─── Supplied information
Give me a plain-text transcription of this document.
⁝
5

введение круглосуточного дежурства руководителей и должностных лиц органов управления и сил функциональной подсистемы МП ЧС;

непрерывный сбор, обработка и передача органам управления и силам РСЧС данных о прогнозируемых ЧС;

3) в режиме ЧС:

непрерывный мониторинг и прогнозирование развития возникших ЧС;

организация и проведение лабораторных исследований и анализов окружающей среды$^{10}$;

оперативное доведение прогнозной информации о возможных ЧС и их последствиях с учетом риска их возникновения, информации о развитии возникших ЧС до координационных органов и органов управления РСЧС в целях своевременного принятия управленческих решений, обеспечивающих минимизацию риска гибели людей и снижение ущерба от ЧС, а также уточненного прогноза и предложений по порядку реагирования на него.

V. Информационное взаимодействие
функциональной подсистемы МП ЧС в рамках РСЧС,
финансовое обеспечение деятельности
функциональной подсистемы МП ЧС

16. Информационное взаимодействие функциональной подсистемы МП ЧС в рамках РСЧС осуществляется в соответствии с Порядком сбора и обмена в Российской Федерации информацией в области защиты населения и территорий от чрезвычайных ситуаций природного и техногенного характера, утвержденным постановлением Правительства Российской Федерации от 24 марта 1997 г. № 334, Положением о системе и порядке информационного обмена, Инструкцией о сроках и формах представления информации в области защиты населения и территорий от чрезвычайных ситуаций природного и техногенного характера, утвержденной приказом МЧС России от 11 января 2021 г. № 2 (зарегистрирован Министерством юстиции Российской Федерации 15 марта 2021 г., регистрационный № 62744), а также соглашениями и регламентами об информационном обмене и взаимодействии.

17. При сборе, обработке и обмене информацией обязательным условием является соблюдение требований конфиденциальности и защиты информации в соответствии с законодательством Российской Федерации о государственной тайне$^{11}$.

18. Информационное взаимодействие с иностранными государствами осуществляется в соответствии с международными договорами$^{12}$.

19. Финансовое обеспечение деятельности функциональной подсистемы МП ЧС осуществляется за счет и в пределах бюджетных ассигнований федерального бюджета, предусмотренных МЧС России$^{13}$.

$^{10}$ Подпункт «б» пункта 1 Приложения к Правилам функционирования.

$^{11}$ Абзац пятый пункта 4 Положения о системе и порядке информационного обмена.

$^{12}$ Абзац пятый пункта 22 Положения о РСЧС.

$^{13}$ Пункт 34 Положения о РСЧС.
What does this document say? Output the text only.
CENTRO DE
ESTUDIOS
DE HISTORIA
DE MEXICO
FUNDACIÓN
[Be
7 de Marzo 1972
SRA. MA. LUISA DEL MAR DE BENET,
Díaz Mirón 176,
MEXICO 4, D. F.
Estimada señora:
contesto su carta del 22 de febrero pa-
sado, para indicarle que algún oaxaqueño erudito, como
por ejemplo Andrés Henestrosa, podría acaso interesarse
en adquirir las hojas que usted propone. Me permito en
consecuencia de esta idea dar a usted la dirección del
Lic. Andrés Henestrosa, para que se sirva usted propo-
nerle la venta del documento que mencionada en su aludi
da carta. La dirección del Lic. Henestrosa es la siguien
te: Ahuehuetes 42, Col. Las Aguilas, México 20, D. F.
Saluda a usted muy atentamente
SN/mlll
──────
• Directions for this task: Write out exactly the lines of the entries above that run from the line containing "What does this" through the last line, including both.

• Completed exercise:
What does this document say? Output the text only.
CENTRO DE
ESTUDIOS
DE HISTORIA
DE MEXICO
FUNDACIÓN
[Be
7 de Marzo 1972
SRA. MA. LUISA DEL MAR DE BENET,
Díaz Mirón 176,
MEXICO 4, D. F.
Estimada señora:
contesto su carta del 22 de febrero pa-
sado, para indicarle que algún oaxaqueño erudito, como
por ejemplo Andrés Henestrosa, podría acaso interesarse
en adquirir las hojas que usted propone. Me permito en
consecuencia de esta idea dar a usted la dirección del
Lic. Andrés Henestrosa, para que se sirva usted propo-
nerle la venta del documento que mencionada en su aludi
da carta. La dirección del Lic. Henestrosa es la siguien
te: Ahuehuetes 42, Col. Las Aguilas, México 20, D. F.
Saluda a usted muy atentamente
SN/mlll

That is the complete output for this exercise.